Entrées fournies –
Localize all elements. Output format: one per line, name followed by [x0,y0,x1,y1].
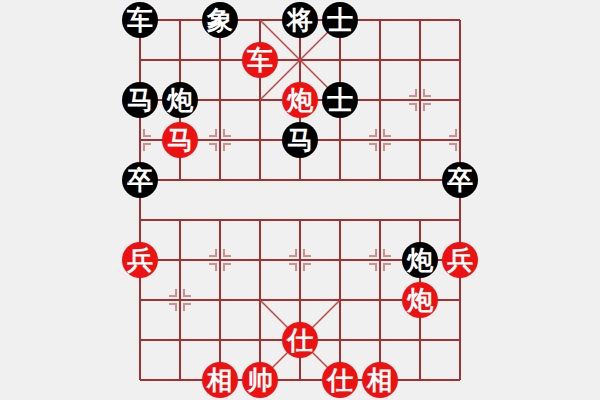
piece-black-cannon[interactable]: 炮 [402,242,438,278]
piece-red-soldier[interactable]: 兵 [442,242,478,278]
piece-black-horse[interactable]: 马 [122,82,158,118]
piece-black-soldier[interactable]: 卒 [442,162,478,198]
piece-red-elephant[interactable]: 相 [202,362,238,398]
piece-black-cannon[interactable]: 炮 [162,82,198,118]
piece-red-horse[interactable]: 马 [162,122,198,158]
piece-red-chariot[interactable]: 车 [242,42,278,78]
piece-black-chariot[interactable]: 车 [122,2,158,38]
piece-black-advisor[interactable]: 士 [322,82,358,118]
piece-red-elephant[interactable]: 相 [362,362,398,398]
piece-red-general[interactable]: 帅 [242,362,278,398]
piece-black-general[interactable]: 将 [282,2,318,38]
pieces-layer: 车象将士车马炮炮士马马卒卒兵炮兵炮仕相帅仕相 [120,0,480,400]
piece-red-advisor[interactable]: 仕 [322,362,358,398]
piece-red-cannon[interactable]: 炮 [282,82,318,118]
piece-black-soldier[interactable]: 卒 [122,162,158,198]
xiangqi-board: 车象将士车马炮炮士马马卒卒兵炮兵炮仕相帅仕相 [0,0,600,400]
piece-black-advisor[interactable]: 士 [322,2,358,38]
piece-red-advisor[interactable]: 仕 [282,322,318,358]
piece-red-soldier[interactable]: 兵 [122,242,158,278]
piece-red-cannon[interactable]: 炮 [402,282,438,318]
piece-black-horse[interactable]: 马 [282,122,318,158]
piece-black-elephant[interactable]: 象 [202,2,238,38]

Consigne – Présentez toutes les lignes des entrées ci-dessus sous forme de tableau Markdown à deux colonnes, « N° » pour le numéro de rang et « Ligne » pour le texte, en omettant les lignes vides. N'incluez pas les images dans la réponse.

Réponse finale –
| N° | Ligne |
|---|---|
| 1 | Localize all elements. Output format: one per line, name followed by [x0,y0,x1,y1]. |
| 2 | piece-black-cannon[interactable]: 炮 [402,242,438,278] |
| 3 | piece-red-soldier[interactable]: 兵 [442,242,478,278] |
| 4 | piece-black-horse[interactable]: 马 [122,82,158,118] |
| 5 | piece-black-soldier[interactable]: 卒 [442,162,478,198] |
| 6 | piece-red-elephant[interactable]: 相 [202,362,238,398] |
| 7 | piece-black-cannon[interactable]: 炮 [162,82,198,118] |
| 8 | piece-red-horse[interactable]: 马 [162,122,198,158] |
| 9 | piece-red-chariot[interactable]: 车 [242,42,278,78] |
| 10 | piece-black-chariot[interactable]: 车 [122,2,158,38] |
| 11 | piece-black-advisor[interactable]: 士 [322,82,358,118] |
| 12 | piece-red-elephant[interactable]: 相 [362,362,398,398] |
| 13 | piece-red-general[interactable]: 帅 [242,362,278,398] |
| 14 | piece-black-general[interactable]: 将 [282,2,318,38] |
| 15 | pieces-layer: 车象将士车马炮炮士马马卒卒兵炮兵炮仕相帅仕相 [120,0,480,400] |
| 16 | piece-red-advisor[interactable]: 仕 [322,362,358,398] |
| 17 | piece-red-cannon[interactable]: 炮 [282,82,318,118] |
| 18 | piece-black-soldier[interactable]: 卒 [122,162,158,198] |
| 19 | xiangqi-board: 车象将士车马炮炮士马马卒卒兵炮兵炮仕相帅仕相 [0,0,600,400] |
| 20 | piece-black-advisor[interactable]: 士 [322,2,358,38] |
| 21 | piece-red-advisor[interactable]: 仕 [282,322,318,358] |
| 22 | piece-red-soldier[interactable]: 兵 [122,242,158,278] |
| 23 | piece-red-cannon[interactable]: 炮 [402,282,438,318] |
| 24 | piece-black-horse[interactable]: 马 [282,122,318,158] |
| 25 | piece-black-elephant[interactable]: 象 [202,2,238,38] |